++++ EXERCISE MATERIALS ++++

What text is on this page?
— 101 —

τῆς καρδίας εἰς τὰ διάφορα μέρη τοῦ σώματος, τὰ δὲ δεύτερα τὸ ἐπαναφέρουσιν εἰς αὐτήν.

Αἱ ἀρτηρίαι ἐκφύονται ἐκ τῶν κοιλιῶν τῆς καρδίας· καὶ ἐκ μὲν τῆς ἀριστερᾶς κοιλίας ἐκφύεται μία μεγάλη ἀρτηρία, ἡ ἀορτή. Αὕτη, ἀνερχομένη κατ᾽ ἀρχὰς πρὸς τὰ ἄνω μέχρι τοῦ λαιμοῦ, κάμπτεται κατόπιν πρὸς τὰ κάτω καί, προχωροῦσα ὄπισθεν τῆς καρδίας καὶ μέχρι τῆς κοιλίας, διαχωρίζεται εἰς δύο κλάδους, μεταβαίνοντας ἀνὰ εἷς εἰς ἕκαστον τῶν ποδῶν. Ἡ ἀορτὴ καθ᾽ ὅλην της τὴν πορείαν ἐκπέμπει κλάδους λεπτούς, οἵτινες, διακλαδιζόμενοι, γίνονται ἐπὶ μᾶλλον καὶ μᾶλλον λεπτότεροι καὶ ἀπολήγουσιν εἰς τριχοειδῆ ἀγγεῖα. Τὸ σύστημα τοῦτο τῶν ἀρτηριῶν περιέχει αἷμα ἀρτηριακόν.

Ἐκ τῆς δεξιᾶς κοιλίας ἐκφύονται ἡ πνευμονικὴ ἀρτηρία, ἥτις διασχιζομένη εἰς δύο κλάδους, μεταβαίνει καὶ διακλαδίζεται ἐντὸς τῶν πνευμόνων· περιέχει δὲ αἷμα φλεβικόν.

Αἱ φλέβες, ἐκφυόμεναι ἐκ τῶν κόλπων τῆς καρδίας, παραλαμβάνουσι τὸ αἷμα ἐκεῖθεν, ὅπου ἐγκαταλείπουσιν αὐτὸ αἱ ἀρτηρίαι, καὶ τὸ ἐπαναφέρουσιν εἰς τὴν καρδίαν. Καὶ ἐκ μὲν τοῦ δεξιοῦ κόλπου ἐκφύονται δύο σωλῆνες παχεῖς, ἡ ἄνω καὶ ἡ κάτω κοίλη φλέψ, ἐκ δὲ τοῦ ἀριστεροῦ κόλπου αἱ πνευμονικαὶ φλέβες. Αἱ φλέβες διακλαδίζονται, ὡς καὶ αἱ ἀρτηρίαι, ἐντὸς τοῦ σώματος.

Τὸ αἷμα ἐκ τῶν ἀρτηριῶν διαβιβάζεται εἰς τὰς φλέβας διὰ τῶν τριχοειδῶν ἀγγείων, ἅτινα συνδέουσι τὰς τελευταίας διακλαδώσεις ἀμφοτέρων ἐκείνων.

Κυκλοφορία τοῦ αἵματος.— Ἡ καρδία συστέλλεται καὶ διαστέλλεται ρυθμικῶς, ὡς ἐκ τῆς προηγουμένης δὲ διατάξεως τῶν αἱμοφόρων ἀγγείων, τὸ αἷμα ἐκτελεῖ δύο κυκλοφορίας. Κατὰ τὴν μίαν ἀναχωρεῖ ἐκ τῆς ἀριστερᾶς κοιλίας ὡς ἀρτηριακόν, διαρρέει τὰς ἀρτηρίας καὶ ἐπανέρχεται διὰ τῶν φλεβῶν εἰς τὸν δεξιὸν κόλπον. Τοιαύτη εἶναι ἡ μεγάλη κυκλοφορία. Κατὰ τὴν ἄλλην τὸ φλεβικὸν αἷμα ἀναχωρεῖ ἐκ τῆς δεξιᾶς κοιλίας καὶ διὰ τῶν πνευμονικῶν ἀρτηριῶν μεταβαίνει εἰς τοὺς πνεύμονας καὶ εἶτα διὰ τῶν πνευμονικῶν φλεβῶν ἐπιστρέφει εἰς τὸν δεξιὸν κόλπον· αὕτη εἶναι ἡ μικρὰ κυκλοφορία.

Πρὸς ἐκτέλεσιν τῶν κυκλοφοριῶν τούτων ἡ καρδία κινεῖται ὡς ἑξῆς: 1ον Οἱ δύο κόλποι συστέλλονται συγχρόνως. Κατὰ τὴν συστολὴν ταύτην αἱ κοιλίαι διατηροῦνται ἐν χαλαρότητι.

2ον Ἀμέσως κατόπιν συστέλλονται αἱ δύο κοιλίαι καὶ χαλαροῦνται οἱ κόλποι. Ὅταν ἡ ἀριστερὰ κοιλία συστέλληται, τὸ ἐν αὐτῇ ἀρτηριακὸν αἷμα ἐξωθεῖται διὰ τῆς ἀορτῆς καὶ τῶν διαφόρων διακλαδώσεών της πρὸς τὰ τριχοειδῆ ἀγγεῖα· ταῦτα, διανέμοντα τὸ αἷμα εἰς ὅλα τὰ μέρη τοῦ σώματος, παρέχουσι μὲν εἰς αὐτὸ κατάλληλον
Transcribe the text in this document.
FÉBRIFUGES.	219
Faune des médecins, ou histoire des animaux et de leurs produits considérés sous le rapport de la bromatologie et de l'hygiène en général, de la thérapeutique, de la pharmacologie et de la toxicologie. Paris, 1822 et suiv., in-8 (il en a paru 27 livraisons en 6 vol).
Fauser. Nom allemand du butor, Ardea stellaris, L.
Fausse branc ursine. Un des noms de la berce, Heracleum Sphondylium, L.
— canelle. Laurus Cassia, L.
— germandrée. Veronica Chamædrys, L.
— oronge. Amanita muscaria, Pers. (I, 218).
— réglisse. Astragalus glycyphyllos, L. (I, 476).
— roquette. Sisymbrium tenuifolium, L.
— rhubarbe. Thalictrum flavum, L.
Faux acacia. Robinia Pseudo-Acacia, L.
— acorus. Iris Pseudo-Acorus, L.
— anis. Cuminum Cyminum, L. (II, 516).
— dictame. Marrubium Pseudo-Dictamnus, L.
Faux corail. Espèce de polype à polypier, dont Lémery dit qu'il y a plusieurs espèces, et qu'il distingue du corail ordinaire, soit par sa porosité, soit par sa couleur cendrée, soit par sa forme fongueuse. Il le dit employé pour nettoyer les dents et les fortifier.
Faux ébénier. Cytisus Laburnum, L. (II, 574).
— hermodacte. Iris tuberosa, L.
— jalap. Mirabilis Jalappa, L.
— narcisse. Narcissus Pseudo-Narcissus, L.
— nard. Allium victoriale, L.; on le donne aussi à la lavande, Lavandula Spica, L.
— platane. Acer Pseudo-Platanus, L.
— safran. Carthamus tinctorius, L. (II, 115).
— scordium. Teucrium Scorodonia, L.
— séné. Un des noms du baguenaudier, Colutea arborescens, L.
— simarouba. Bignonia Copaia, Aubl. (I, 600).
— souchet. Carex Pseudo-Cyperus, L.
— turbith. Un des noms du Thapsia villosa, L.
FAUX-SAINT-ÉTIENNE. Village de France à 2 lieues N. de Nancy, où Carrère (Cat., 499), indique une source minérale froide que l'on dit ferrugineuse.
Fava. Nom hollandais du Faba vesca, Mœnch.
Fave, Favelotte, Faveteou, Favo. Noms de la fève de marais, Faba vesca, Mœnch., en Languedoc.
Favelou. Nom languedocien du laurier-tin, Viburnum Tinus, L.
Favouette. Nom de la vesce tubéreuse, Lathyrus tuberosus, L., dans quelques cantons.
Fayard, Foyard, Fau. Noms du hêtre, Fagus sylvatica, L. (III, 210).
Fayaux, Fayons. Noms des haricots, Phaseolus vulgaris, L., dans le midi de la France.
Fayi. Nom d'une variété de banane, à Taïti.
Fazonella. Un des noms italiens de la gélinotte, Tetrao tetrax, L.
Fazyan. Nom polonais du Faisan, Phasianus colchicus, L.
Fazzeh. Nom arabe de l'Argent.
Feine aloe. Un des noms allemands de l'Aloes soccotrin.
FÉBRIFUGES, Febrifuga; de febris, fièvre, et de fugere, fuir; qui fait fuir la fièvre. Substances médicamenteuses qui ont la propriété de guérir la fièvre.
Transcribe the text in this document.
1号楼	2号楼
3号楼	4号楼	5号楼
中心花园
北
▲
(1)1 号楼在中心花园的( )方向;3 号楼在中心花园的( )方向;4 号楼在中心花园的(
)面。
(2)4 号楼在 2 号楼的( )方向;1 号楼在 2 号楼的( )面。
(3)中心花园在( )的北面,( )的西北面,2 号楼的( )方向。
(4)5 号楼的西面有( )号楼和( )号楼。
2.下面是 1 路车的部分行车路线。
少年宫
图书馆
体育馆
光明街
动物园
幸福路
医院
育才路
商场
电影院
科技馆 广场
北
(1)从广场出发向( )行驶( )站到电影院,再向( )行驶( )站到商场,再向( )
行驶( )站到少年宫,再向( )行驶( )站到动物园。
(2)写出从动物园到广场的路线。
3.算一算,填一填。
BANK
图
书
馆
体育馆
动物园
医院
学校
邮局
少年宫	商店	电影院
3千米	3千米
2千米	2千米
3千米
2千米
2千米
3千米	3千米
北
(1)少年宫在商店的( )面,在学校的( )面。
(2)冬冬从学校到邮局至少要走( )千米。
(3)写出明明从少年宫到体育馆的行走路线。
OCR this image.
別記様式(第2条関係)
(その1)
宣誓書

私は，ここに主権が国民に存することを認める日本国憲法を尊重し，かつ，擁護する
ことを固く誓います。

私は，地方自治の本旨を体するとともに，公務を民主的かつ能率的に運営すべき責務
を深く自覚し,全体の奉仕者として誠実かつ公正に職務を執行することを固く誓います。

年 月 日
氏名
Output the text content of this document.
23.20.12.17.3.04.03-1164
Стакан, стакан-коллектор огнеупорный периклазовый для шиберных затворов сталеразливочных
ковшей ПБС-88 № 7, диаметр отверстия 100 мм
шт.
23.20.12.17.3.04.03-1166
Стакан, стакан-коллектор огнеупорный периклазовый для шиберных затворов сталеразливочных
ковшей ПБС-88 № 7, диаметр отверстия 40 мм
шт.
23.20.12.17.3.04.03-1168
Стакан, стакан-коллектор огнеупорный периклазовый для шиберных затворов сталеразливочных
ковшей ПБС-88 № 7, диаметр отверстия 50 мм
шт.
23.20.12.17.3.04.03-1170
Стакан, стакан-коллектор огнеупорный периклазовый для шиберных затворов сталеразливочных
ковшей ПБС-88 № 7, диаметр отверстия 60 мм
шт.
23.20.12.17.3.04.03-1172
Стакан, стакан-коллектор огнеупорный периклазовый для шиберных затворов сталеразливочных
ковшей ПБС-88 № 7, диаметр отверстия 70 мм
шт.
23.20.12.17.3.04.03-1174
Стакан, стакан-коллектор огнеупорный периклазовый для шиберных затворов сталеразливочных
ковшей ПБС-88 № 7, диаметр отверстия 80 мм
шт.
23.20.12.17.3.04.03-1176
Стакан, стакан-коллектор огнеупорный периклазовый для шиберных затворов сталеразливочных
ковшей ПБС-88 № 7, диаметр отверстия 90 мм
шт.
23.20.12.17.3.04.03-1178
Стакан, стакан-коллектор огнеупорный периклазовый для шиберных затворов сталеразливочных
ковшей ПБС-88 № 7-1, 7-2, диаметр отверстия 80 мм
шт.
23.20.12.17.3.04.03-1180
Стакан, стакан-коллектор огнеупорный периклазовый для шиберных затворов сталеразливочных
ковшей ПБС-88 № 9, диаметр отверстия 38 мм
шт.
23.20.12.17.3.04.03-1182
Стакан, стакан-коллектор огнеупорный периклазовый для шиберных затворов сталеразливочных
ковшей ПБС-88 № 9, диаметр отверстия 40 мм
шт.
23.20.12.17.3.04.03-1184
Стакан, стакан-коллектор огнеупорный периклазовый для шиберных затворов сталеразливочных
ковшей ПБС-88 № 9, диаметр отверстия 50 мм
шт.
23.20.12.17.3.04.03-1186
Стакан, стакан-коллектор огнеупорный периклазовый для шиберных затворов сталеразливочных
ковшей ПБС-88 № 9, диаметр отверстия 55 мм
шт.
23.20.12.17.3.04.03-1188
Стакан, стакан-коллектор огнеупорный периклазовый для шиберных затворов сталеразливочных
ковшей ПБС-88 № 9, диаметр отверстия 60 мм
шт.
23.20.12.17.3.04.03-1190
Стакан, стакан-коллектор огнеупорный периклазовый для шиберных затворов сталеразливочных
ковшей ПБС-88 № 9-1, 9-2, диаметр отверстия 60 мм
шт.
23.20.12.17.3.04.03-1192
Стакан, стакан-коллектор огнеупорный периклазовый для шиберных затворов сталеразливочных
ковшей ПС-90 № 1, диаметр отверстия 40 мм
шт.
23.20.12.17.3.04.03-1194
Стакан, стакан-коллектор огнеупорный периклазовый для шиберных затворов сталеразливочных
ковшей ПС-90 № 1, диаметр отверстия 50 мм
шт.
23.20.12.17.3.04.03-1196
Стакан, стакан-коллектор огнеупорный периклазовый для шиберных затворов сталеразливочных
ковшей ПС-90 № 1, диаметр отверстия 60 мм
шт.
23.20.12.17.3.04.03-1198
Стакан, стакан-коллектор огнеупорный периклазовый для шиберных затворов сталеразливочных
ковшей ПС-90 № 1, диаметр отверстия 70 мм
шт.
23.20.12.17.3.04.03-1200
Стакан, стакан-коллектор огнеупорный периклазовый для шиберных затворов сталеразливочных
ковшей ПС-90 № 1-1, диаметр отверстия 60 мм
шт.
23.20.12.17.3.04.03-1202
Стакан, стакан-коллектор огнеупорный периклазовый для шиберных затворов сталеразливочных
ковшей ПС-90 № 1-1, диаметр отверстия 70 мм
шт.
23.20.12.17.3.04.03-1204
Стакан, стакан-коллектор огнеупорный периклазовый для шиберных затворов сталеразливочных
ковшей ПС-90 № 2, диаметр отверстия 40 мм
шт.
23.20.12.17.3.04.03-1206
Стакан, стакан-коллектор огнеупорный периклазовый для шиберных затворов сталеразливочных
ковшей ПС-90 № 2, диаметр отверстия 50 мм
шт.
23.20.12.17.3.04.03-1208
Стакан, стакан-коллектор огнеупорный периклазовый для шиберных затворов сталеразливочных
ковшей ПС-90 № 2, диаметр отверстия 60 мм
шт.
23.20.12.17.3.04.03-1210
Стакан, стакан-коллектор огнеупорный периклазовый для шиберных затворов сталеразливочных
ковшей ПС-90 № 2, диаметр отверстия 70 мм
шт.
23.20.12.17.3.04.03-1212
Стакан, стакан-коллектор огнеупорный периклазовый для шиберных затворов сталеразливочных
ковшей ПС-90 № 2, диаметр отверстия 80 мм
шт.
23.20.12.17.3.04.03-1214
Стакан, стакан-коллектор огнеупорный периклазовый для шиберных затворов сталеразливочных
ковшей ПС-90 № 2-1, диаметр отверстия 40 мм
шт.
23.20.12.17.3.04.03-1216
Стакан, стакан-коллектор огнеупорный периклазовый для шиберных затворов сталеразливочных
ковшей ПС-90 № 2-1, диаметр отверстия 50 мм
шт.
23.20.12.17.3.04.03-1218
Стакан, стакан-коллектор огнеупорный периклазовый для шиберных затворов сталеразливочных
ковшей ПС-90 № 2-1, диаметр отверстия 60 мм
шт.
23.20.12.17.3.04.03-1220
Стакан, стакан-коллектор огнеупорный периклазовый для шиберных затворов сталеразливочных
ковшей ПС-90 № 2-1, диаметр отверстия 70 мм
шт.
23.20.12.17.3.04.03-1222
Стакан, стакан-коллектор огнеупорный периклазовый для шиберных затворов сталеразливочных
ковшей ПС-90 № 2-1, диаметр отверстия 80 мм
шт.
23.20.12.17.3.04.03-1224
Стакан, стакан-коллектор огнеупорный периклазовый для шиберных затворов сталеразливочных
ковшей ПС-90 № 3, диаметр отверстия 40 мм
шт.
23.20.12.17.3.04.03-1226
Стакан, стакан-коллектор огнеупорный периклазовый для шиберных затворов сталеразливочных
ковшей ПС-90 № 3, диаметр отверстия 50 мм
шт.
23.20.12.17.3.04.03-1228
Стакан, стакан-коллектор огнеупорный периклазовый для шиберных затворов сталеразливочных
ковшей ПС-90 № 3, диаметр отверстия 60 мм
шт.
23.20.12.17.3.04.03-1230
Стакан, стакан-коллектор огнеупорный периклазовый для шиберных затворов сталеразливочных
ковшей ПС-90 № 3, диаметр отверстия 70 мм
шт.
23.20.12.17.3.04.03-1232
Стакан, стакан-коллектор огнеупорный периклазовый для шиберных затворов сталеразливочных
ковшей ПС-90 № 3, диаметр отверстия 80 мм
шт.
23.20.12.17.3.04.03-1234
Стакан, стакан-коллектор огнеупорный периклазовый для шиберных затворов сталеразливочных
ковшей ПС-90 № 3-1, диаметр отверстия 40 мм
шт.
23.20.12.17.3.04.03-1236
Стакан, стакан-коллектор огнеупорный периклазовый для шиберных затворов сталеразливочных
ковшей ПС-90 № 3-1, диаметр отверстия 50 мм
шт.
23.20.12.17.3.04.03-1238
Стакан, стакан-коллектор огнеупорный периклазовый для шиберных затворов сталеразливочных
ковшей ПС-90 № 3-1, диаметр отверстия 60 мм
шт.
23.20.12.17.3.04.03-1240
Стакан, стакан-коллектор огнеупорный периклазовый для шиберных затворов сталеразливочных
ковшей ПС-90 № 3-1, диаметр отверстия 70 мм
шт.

++++

_EXERCISE_
Select and copy every line of the listing with the word "ἐκφύονται".

_REPLY_
Αἱ ἀρτηρίαι ἐκφύονται ἐκ τῶν κοιλιῶν τῆς καρδίας· καὶ ἐκ μὲν τῆς ἀριστερᾶς κοιλίας ἐκφύεται μία μεγάλη ἀρτηρία, ἡ ἀορτή. Αὕτη, ἀνερχομένη κατ᾽ ἀρχὰς πρὸς τὰ ἄνω μέχρι τοῦ λαιμοῦ, κάμπτεται κατόπιν πρὸς τὰ κάτω καί, προχωροῦσα ὄπισθεν τῆς καρδίας καὶ μέχρι τῆς κοιλίας, διαχωρίζεται εἰς δύο κλάδους, μεταβαίνοντας ἀνὰ εἷς εἰς ἕκαστον τῶν ποδῶν. Ἡ ἀορτὴ καθ᾽ ὅλην της τὴν πορείαν ἐκπέμπει κλάδους λεπτούς, οἵτινες, διακλαδιζόμενοι, γίνονται ἐπὶ μᾶλλον καὶ μᾶλλον λεπτότεροι καὶ ἀπολήγουσιν εἰς τριχοειδῆ ἀγγεῖα. Τὸ σύστημα τοῦτο τῶν ἀρτηριῶν περιέχει αἷμα ἀρτηριακόν.
Ἐκ τῆς δεξιᾶς κοιλίας ἐκφύονται ἡ πνευμονικὴ ἀρτηρία, ἥτις διασχιζομένη εἰς δύο κλάδους, μεταβαίνει καὶ διακλαδίζεται ἐντὸς τῶν πνευμόνων· περιέχει δὲ αἷμα φλεβικόν.
Αἱ φλέβες, ἐκφυόμεναι ἐκ τῶν κόλπων τῆς καρδίας, παραλαμβάνουσι τὸ αἷμα ἐκεῖθεν, ὅπου ἐγκαταλείπουσιν αὐτὸ αἱ ἀρτηρίαι, καὶ τὸ ἐπαναφέρουσιν εἰς τὴν καρδίαν. Καὶ ἐκ μὲν τοῦ δεξιοῦ κόλπου ἐκφύονται δύο σωλῆνες παχεῖς, ἡ ἄνω καὶ ἡ κάτω κοίλη φλέψ, ἐκ δὲ τοῦ ἀριστεροῦ κόλπου αἱ πνευμονικαὶ φλέβες. Αἱ φλέβες διακλαδίζονται, ὡς καὶ αἱ ἀρτηρίαι, ἐντὸς τοῦ σώματος.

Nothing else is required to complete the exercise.